## begin Stored records
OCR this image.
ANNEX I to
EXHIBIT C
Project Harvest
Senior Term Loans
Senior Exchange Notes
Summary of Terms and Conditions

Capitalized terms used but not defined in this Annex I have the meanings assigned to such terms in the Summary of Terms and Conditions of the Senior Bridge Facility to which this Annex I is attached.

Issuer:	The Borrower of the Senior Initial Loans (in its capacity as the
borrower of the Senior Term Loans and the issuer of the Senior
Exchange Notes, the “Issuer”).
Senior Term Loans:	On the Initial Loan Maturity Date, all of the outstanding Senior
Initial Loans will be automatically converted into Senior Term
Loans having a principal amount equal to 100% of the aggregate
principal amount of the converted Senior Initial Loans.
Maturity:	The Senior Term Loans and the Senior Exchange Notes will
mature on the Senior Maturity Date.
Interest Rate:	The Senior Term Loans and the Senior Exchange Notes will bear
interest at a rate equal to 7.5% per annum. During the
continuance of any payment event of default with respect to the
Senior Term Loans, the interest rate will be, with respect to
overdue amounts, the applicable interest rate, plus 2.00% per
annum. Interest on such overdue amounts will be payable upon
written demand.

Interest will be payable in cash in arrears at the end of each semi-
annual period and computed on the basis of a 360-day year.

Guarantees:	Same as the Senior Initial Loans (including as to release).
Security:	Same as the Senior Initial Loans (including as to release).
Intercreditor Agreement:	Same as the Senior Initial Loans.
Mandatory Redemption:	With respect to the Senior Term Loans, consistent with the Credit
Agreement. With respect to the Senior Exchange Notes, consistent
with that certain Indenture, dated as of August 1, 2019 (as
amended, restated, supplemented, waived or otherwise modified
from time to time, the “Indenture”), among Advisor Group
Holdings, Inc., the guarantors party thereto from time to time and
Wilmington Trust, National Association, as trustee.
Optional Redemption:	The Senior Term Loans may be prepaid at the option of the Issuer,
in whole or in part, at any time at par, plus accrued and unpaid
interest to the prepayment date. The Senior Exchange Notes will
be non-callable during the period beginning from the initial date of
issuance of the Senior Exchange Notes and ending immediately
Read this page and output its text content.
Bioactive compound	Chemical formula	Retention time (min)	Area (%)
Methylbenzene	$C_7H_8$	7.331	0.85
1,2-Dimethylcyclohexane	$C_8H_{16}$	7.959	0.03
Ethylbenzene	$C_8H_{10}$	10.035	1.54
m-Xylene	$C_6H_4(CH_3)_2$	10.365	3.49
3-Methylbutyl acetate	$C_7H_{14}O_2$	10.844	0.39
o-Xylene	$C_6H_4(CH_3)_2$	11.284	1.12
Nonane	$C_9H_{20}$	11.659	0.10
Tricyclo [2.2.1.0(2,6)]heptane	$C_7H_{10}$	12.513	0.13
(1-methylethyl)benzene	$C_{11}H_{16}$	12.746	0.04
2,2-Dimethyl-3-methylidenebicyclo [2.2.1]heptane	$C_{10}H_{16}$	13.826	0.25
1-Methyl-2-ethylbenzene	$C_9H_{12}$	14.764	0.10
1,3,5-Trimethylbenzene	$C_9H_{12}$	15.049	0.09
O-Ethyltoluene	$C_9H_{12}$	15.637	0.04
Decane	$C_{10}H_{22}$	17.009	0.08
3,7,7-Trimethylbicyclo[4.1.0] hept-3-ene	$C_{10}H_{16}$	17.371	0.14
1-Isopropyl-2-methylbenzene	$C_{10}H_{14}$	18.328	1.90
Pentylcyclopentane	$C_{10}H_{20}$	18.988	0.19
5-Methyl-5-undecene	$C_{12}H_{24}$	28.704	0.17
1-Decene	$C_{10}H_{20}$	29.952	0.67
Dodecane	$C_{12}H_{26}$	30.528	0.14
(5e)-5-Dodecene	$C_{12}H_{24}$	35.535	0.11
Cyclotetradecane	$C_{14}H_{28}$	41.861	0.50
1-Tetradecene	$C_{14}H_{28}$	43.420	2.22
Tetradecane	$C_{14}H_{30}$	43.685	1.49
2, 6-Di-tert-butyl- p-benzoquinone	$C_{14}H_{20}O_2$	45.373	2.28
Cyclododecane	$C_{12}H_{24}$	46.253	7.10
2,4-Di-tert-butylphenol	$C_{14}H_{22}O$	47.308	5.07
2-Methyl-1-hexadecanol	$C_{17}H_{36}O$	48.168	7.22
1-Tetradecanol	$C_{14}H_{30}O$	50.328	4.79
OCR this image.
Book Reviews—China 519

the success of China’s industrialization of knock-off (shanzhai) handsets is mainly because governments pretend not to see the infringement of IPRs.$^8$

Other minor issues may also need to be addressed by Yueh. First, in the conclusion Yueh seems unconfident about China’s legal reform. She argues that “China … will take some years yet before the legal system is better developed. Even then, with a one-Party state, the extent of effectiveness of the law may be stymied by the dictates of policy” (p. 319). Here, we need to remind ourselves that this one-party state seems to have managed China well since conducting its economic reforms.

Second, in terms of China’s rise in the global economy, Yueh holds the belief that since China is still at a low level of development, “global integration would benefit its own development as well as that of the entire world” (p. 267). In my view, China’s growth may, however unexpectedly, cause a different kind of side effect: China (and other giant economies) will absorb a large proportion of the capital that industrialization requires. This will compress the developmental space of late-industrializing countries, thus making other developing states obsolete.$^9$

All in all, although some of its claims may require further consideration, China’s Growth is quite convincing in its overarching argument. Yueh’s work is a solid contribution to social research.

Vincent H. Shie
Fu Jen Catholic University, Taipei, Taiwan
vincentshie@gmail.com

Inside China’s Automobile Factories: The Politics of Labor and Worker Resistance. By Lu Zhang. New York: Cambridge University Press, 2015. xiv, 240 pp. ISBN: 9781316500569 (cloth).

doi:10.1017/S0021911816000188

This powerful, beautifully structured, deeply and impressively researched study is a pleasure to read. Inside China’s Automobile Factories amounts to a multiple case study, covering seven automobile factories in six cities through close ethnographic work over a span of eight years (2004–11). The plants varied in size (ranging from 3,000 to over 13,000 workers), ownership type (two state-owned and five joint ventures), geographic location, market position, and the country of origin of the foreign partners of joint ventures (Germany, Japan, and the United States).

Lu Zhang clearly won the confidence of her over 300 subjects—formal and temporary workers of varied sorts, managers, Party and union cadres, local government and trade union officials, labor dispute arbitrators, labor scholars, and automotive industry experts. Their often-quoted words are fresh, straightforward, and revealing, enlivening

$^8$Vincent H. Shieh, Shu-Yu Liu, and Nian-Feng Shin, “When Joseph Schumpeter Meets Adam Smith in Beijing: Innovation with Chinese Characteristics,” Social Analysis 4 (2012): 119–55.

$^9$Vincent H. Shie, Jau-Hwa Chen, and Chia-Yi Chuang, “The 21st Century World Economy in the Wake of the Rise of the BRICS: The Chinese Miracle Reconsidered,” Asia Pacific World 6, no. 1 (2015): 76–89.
## end Stored records
Every entry above should be retyped exactly as shown.

Response to the task |
OCR this image.
ANNEX I to
EXHIBIT C
Project Harvest
Senior Term Loans
Senior Exchange Notes
Summary of Terms and Conditions

Capitalized terms used but not defined in this Annex I have the meanings assigned to such terms in the Summary of Terms and Conditions of the Senior Bridge Facility to which this Annex I is attached.

Issuer:	The Borrower of the Senior Initial Loans (in its capacity as the
borrower of the Senior Term Loans and the issuer of the Senior
Exchange Notes, the “Issuer”).
Senior Term Loans:	On the Initial Loan Maturity Date, all of the outstanding Senior
Initial Loans will be automatically converted into Senior Term
Loans having a principal amount equal to 100% of the aggregate
principal amount of the converted Senior Initial Loans.
Maturity:	The Senior Term Loans and the Senior Exchange Notes will
mature on the Senior Maturity Date.
Interest Rate:	The Senior Term Loans and the Senior Exchange Notes will bear
interest at a rate equal to 7.5% per annum. During the
continuance of any payment event of default with respect to the
Senior Term Loans, the interest rate will be, with respect to
overdue amounts, the applicable interest rate, plus 2.00% per
annum. Interest on such overdue amounts will be payable upon
written demand.

Interest will be payable in cash in arrears at the end of each semi-
annual period and computed on the basis of a 360-day year.

Guarantees:	Same as the Senior Initial Loans (including as to release).
Security:	Same as the Senior Initial Loans (including as to release).
Intercreditor Agreement:	Same as the Senior Initial Loans.
Mandatory Redemption:	With respect to the Senior Term Loans, consistent with the Credit
Agreement. With respect to the Senior Exchange Notes, consistent
with that certain Indenture, dated as of August 1, 2019 (as
amended, restated, supplemented, waived or otherwise modified
from time to time, the “Indenture”), among Advisor Group
Holdings, Inc., the guarantors party thereto from time to time and
Wilmington Trust, National Association, as trustee.
Optional Redemption:	The Senior Term Loans may be prepaid at the option of the Issuer,
in whole or in part, at any time at par, plus accrued and unpaid
interest to the prepayment date. The Senior Exchange Notes will
be non-callable during the period beginning from the initial date of
issuance of the Senior Exchange Notes and ending immediately
Read this page and output its text content.
Bioactive compound	Chemical formula	Retention time (min)	Area (%)
Methylbenzene	$C_7H_8$	7.331	0.85
1,2-Dimethylcyclohexane	$C_8H_{16}$	7.959	0.03
Ethylbenzene	$C_8H_{10}$	10.035	1.54
m-Xylene	$C_6H_4(CH_3)_2$	10.365	3.49
3-Methylbutyl acetate	$C_7H_{14}O_2$	10.844	0.39
o-Xylene	$C_6H_4(CH_3)_2$	11.284	1.12
Nonane	$C_9H_{20}$	11.659	0.10
Tricyclo [2.2.1.0(2,6)]heptane	$C_7H_{10}$	12.513	0.13
(1-methylethyl)benzene	$C_{11}H_{16}$	12.746	0.04
2,2-Dimethyl-3-methylidenebicyclo [2.2.1]heptane	$C_{10}H_{16}$	13.826	0.25
1-Methyl-2-ethylbenzene	$C_9H_{12}$	14.764	0.10
1,3,5-Trimethylbenzene	$C_9H_{12}$	15.049	0.09
O-Ethyltoluene	$C_9H_{12}$	15.637	0.04
Decane	$C_{10}H_{22}$	17.009	0.08
3,7,7-Trimethylbicyclo[4.1.0] hept-3-ene	$C_{10}H_{16}$	17.371	0.14
1-Isopropyl-2-methylbenzene	$C_{10}H_{14}$	18.328	1.90
Pentylcyclopentane	$C_{10}H_{20}$	18.988	0.19
5-Methyl-5-undecene	$C_{12}H_{24}$	28.704	0.17
1-Decene	$C_{10}H_{20}$	29.952	0.67
Dodecane	$C_{12}H_{26}$	30.528	0.14
(5e)-5-Dodecene	$C_{12}H_{24}$	35.535	0.11
Cyclotetradecane	$C_{14}H_{28}$	41.861	0.50
1-Tetradecene	$C_{14}H_{28}$	43.420	2.22
Tetradecane	$C_{14}H_{30}$	43.685	1.49
2, 6-Di-tert-butyl- p-benzoquinone	$C_{14}H_{20}O_2$	45.373	2.28
Cyclododecane	$C_{12}H_{24}$	46.253	7.10
2,4-Di-tert-butylphenol	$C_{14}H_{22}O$	47.308	5.07
2-Methyl-1-hexadecanol	$C_{17}H_{36}O$	48.168	7.22
1-Tetradecanol	$C_{14}H_{30}O$	50.328	4.79
OCR this image.
Book Reviews—China 519

the success of China’s industrialization of knock-off (shanzhai) handsets is mainly because governments pretend not to see the infringement of IPRs.$^8$

Other minor issues may also need to be addressed by Yueh. First, in the conclusion Yueh seems unconfident about China’s legal reform. She argues that “China … will take some years yet before the legal system is better developed. Even then, with a one-Party state, the extent of effectiveness of the law may be stymied by the dictates of policy” (p. 319). Here, we need to remind ourselves that this one-party state seems to have managed China well since conducting its economic reforms.

Second, in terms of China’s rise in the global economy, Yueh holds the belief that since China is still at a low level of development, “global integration would benefit its own development as well as that of the entire world” (p. 267). In my view, China’s growth may, however unexpectedly, cause a different kind of side effect: China (and other giant economies) will absorb a large proportion of the capital that industrialization requires. This will compress the developmental space of late-industrializing countries, thus making other developing states obsolete.$^9$

All in all, although some of its claims may require further consideration, China’s Growth is quite convincing in its overarching argument. Yueh’s work is a solid contribution to social research.

Vincent H. Shie
Fu Jen Catholic University, Taipei, Taiwan
vincentshie@gmail.com

Inside China’s Automobile Factories: The Politics of Labor and Worker Resistance. By Lu Zhang. New York: Cambridge University Press, 2015. xiv, 240 pp. ISBN: 9781316500569 (cloth).

doi:10.1017/S0021911816000188

This powerful, beautifully structured, deeply and impressively researched study is a pleasure to read. Inside China’s Automobile Factories amounts to a multiple case study, covering seven automobile factories in six cities through close ethnographic work over a span of eight years (2004–11). The plants varied in size (ranging from 3,000 to over 13,000 workers), ownership type (two state-owned and five joint ventures), geographic location, market position, and the country of origin of the foreign partners of joint ventures (Germany, Japan, and the United States).

Lu Zhang clearly won the confidence of her over 300 subjects—formal and temporary workers of varied sorts, managers, Party and union cadres, local government and trade union officials, labor dispute arbitrators, labor scholars, and automotive industry experts. Their often-quoted words are fresh, straightforward, and revealing, enlivening

$^8$Vincent H. Shieh, Shu-Yu Liu, and Nian-Feng Shin, “When Joseph Schumpeter Meets Adam Smith in Beijing: Innovation with Chinese Characteristics,” Social Analysis 4 (2012): 119–55.

$^9$Vincent H. Shie, Jau-Hwa Chen, and Chia-Yi Chuang, “The 21st Century World Economy in the Wake of the Rise of the BRICS: The Chinese Miracle Reconsidered,” Asia Pacific World 6, no. 1 (2015): 76–89.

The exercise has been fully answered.